> [OBJECTIVE]
Copy out all the records exactly.

(Collection entries)
+ + + + +

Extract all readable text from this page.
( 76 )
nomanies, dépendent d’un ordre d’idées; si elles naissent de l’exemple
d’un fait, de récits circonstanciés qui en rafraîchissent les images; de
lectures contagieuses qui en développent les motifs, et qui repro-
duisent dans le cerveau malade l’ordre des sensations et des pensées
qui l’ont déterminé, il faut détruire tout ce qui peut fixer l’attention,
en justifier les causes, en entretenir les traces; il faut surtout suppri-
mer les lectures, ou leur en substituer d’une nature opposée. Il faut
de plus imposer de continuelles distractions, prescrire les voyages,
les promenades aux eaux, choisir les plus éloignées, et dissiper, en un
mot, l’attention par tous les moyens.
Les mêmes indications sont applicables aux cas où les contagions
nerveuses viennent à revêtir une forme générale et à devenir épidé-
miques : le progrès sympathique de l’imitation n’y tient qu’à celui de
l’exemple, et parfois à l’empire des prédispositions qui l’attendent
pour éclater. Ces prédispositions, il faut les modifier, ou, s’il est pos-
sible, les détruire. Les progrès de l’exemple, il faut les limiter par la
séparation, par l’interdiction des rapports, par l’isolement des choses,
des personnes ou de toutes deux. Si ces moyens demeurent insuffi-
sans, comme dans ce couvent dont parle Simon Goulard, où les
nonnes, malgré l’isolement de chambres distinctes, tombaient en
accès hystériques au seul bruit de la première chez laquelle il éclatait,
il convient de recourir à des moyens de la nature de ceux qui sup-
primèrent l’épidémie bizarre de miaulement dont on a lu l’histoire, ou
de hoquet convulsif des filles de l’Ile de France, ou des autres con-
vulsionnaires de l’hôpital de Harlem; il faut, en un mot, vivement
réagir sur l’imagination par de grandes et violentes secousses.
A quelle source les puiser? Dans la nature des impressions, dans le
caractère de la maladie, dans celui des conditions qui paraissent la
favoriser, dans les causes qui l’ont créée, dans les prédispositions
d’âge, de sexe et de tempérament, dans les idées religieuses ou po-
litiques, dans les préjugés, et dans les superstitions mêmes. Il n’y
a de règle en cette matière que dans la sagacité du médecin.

+ + + + +

> [EXERCISE SOLUTION]
Extract all readable text from this page.
( 76 )
nomanies, dépendent d’un ordre d’idées; si elles naissent de l’exemple
d’un fait, de récits circonstanciés qui en rafraîchissent les images; de
lectures contagieuses qui en développent les motifs, et qui repro-
duisent dans le cerveau malade l’ordre des sensations et des pensées
qui l’ont déterminé, il faut détruire tout ce qui peut fixer l’attention,
en justifier les causes, en entretenir les traces; il faut surtout suppri-
mer les lectures, ou leur en substituer d’une nature opposée. Il faut
de plus imposer de continuelles distractions, prescrire les voyages,
les promenades aux eaux, choisir les plus éloignées, et dissiper, en un
mot, l’attention par tous les moyens.
Les mêmes indications sont applicables aux cas où les contagions
nerveuses viennent à revêtir une forme générale et à devenir épidé-
miques : le progrès sympathique de l’imitation n’y tient qu’à celui de
l’exemple, et parfois à l’empire des prédispositions qui l’attendent
pour éclater. Ces prédispositions, il faut les modifier, ou, s’il est pos-
sible, les détruire. Les progrès de l’exemple, il faut les limiter par la
séparation, par l’interdiction des rapports, par l’isolement des choses,
des personnes ou de toutes deux. Si ces moyens demeurent insuffi-
sans, comme dans ce couvent dont parle Simon Goulard, où les
nonnes, malgré l’isolement de chambres distinctes, tombaient en
accès hystériques au seul bruit de la première chez laquelle il éclatait,
il convient de recourir à des moyens de la nature de ceux qui sup-
primèrent l’épidémie bizarre de miaulement dont on a lu l’histoire, ou
de hoquet convulsif des filles de l’Ile de France, ou des autres con-
vulsionnaires de l’hôpital de Harlem; il faut, en un mot, vivement
réagir sur l’imagination par de grandes et violentes secousses.
A quelle source les puiser? Dans la nature des impressions, dans le
caractère de la maladie, dans celui des conditions qui paraissent la
favoriser, dans les causes qui l’ont créée, dans les prédispositions
d’âge, de sexe et de tempérament, dans les idées religieuses ou po-
litiques, dans les préjugés, et dans les superstitions mêmes. Il n’y
a de règle en cette matière que dans la sagacité du médecin.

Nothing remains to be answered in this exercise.